Directions for this task: Only lines with the string "watermark" matter here; gather them from the material below.

Recorded data:

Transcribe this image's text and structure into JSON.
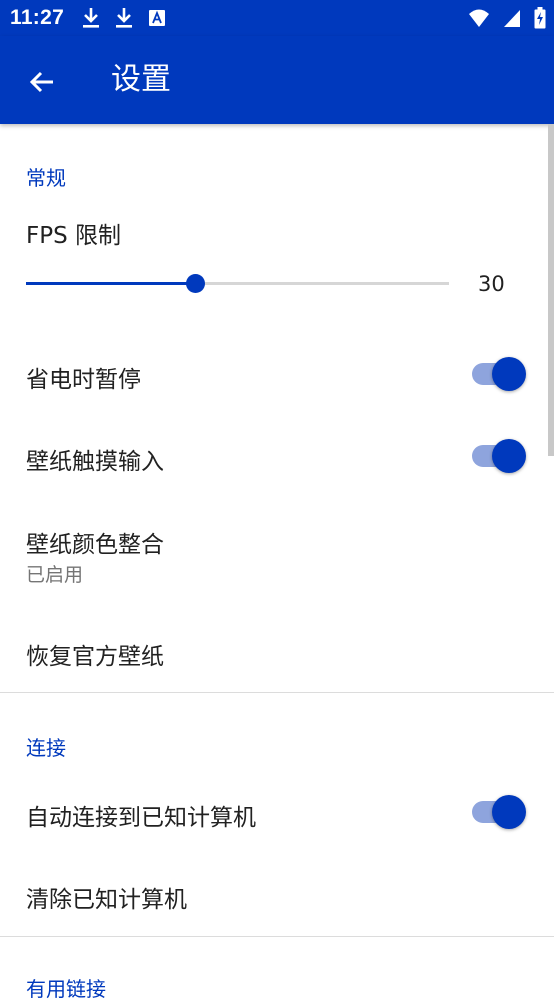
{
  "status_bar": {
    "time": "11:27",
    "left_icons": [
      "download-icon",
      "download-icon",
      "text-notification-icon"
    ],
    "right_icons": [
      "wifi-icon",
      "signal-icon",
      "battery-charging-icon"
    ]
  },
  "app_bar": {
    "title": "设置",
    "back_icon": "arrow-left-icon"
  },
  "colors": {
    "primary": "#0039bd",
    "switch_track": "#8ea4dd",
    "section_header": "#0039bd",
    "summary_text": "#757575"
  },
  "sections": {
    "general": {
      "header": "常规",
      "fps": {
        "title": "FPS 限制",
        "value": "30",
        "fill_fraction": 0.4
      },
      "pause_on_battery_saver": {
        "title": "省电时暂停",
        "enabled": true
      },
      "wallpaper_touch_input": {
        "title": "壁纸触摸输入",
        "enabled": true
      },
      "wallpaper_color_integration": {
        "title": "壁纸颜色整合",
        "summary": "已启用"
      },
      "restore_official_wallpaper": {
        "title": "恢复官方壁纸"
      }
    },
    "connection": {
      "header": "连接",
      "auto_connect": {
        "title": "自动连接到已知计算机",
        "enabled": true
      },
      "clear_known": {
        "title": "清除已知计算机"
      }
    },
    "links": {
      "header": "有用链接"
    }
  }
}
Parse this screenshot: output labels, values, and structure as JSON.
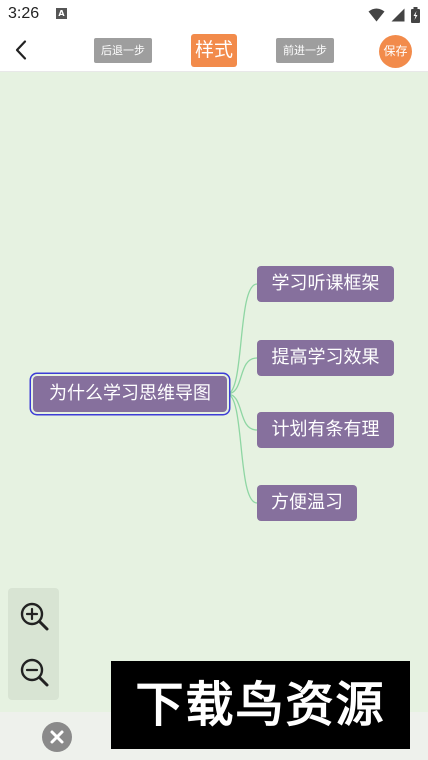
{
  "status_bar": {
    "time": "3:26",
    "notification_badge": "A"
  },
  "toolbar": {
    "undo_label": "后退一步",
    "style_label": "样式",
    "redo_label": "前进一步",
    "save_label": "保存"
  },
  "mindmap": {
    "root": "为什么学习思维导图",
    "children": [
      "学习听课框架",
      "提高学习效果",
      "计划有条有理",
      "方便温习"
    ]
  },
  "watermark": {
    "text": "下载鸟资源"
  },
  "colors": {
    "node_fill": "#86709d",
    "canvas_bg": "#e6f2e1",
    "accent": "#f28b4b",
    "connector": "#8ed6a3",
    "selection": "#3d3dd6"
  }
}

--

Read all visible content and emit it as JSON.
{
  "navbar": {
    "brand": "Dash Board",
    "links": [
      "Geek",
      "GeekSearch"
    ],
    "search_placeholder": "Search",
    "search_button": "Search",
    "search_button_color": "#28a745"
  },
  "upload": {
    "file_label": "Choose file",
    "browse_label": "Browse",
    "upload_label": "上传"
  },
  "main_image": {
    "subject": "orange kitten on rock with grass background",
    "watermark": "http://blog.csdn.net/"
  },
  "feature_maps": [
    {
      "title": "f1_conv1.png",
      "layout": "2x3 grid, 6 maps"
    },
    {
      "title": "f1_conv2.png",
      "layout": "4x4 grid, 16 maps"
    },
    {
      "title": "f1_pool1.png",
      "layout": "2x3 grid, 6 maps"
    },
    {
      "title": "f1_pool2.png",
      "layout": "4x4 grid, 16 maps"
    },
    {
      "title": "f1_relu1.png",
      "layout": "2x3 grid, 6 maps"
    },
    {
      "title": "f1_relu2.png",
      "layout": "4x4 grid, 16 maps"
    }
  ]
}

Solution for this exercise:
  "watermark": {
    "watermark": "http://blog.csdn.net/"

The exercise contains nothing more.